● **WHAT NEEDS TO BE DONE**: For each line of the data below that holds "JSON", copy the line.

[Saved entries]
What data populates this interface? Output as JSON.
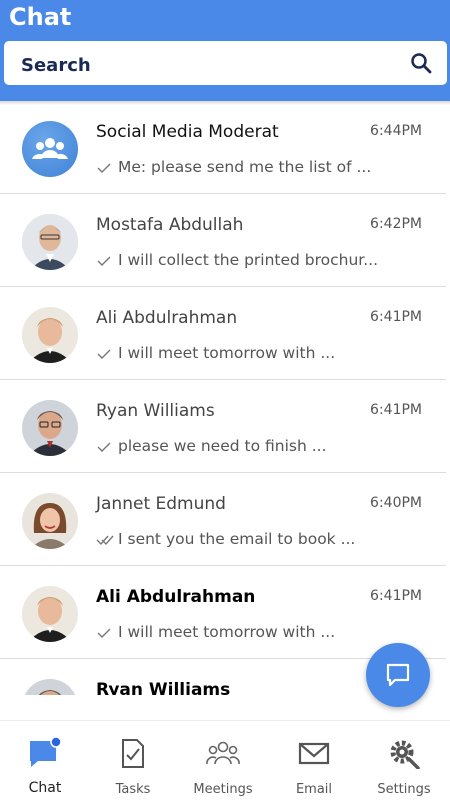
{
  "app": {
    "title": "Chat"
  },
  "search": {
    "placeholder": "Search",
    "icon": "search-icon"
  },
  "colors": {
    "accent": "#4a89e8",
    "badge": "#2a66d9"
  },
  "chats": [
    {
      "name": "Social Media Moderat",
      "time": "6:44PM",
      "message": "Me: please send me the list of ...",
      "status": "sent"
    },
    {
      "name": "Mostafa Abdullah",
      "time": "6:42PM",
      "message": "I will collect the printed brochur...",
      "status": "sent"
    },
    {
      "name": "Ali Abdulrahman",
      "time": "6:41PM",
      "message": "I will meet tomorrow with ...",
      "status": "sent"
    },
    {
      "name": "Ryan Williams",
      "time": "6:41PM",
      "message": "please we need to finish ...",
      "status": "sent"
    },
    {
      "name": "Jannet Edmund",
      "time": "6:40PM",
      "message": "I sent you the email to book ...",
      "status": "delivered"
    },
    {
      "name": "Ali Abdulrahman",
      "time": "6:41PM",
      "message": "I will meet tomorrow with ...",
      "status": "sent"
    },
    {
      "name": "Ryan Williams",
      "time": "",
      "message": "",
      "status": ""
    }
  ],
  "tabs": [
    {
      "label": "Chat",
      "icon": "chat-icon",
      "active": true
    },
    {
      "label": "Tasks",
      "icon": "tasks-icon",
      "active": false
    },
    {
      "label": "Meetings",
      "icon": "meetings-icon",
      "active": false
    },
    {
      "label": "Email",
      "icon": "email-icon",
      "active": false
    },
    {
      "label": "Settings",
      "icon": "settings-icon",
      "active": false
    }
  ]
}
* * *
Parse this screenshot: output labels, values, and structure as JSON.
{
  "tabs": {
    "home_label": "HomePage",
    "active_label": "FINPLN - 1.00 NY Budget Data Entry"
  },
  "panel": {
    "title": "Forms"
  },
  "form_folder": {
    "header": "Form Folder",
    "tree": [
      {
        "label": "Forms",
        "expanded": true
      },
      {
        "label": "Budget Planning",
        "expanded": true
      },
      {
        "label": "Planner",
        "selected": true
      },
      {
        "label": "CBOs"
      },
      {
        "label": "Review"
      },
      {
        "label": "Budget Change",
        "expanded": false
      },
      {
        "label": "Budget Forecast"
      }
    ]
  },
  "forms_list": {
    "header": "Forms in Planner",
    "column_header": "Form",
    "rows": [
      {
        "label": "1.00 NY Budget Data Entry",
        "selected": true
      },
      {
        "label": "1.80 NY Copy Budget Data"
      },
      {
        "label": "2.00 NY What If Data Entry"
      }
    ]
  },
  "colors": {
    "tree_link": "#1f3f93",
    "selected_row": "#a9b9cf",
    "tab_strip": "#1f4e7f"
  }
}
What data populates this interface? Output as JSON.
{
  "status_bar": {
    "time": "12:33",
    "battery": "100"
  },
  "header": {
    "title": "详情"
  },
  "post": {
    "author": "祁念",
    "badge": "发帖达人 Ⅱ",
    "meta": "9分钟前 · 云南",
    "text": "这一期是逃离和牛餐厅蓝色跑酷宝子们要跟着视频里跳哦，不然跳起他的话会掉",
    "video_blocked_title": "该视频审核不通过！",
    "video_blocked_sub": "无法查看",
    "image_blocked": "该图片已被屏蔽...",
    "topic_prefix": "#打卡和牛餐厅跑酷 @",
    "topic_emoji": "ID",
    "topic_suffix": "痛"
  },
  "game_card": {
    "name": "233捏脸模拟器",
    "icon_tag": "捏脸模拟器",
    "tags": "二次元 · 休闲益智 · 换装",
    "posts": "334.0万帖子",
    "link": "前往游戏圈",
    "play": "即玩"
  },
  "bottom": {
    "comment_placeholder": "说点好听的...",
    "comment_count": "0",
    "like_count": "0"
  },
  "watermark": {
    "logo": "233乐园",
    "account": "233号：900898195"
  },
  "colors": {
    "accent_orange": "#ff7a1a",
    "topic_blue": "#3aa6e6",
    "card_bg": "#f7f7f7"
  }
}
==
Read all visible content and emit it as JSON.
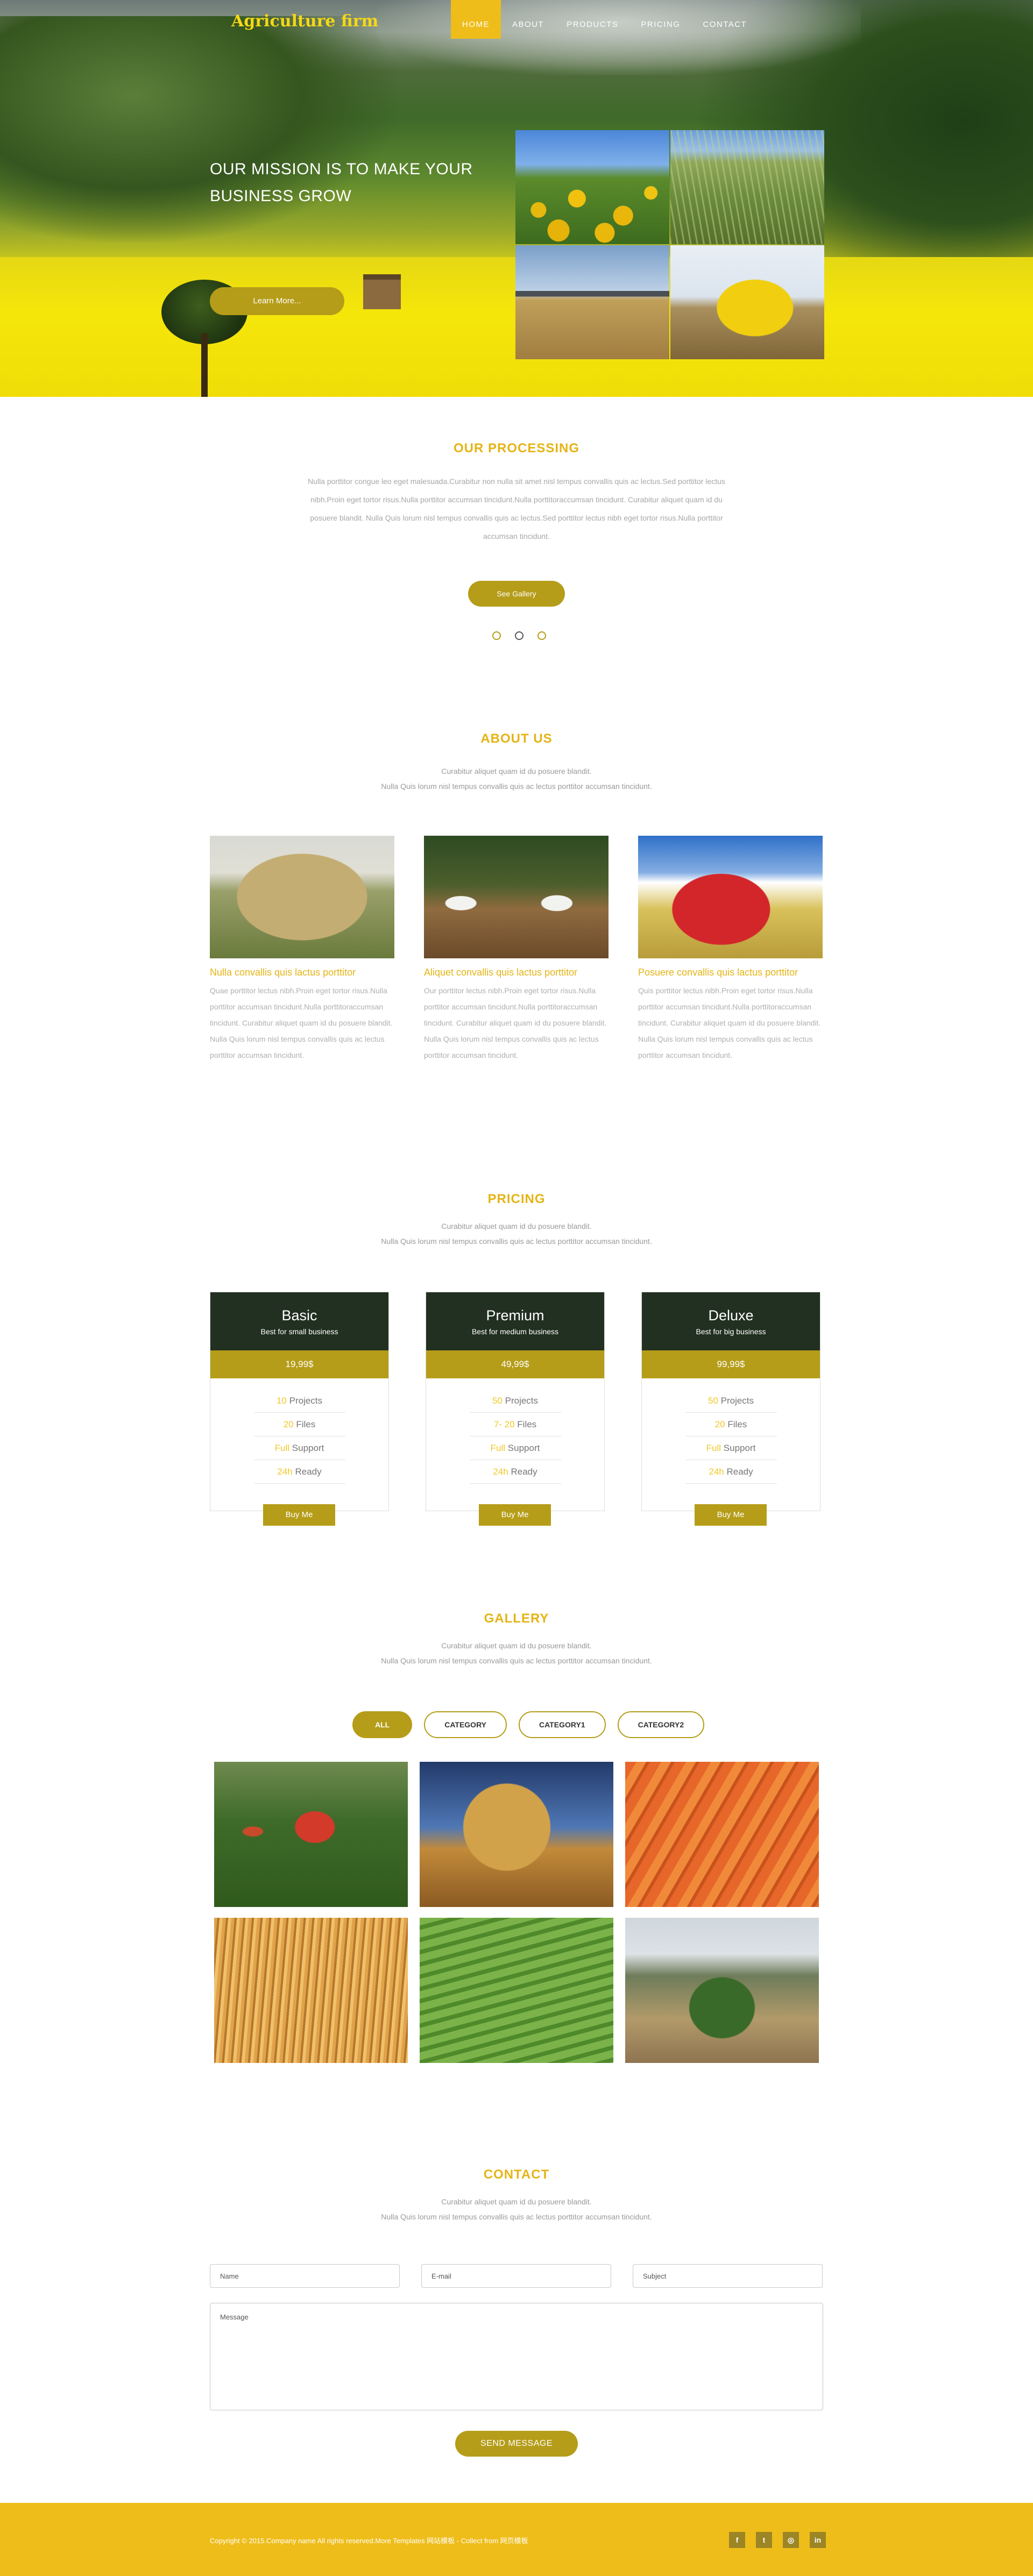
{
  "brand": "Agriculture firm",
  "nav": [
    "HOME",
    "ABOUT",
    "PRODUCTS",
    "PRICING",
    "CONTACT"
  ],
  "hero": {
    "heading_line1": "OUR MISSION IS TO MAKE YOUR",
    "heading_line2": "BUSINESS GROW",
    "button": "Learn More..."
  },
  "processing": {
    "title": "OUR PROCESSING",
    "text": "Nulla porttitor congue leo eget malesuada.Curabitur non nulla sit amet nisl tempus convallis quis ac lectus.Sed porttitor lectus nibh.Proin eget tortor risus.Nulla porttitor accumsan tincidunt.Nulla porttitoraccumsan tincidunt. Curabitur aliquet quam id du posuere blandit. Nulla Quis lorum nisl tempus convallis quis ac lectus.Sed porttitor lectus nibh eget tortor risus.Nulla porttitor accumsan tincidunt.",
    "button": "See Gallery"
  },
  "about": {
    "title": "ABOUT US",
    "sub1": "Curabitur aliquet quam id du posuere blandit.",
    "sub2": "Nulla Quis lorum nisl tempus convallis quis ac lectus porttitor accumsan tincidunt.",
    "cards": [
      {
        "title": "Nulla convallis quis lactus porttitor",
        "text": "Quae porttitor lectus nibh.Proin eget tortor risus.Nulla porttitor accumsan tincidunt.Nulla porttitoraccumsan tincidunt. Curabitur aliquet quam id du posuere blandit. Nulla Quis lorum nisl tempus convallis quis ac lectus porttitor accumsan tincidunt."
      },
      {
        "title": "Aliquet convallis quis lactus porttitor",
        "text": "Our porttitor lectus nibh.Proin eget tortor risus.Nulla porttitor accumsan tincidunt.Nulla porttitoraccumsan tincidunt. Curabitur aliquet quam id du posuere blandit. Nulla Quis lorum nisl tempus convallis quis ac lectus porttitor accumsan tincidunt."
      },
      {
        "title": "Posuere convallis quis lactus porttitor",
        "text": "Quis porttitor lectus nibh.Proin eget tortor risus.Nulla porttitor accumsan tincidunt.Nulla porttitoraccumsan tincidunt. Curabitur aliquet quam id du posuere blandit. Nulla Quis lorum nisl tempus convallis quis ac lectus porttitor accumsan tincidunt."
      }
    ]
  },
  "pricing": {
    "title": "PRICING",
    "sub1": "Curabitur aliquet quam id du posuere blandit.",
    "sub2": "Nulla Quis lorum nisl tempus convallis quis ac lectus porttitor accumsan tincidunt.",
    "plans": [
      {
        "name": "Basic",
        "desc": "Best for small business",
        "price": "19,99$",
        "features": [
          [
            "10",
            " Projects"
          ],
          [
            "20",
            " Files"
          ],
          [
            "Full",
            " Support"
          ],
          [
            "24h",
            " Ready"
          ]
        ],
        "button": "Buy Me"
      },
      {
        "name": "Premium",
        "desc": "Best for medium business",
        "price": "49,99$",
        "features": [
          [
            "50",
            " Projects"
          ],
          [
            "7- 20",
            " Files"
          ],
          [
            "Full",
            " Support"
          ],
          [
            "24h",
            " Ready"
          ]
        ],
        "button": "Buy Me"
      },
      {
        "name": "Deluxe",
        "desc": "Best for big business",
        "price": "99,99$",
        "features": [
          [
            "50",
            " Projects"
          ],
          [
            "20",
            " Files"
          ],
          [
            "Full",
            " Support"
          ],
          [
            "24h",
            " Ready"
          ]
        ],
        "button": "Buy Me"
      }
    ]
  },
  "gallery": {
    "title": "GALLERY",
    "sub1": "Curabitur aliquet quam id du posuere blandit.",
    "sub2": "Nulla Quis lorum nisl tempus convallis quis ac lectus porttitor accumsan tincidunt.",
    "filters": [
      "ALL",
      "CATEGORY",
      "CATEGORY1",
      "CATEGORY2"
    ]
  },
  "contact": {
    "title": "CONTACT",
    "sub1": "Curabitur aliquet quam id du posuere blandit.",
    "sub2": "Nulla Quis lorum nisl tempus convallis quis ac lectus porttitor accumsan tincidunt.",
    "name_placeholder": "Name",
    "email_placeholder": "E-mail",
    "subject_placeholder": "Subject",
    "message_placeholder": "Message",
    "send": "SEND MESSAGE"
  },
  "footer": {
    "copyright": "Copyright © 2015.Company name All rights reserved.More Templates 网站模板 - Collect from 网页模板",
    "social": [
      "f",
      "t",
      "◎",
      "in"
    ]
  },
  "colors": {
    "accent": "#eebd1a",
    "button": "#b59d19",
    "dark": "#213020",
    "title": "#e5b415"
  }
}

● **FINISHED EXERCISE**:
What data populates this interface? Output as JSON.
Parse this screenshot: output labels, values, and structure as JSON.
What data populates this interface? Output as JSON.
Read all visible content and emit it as JSON.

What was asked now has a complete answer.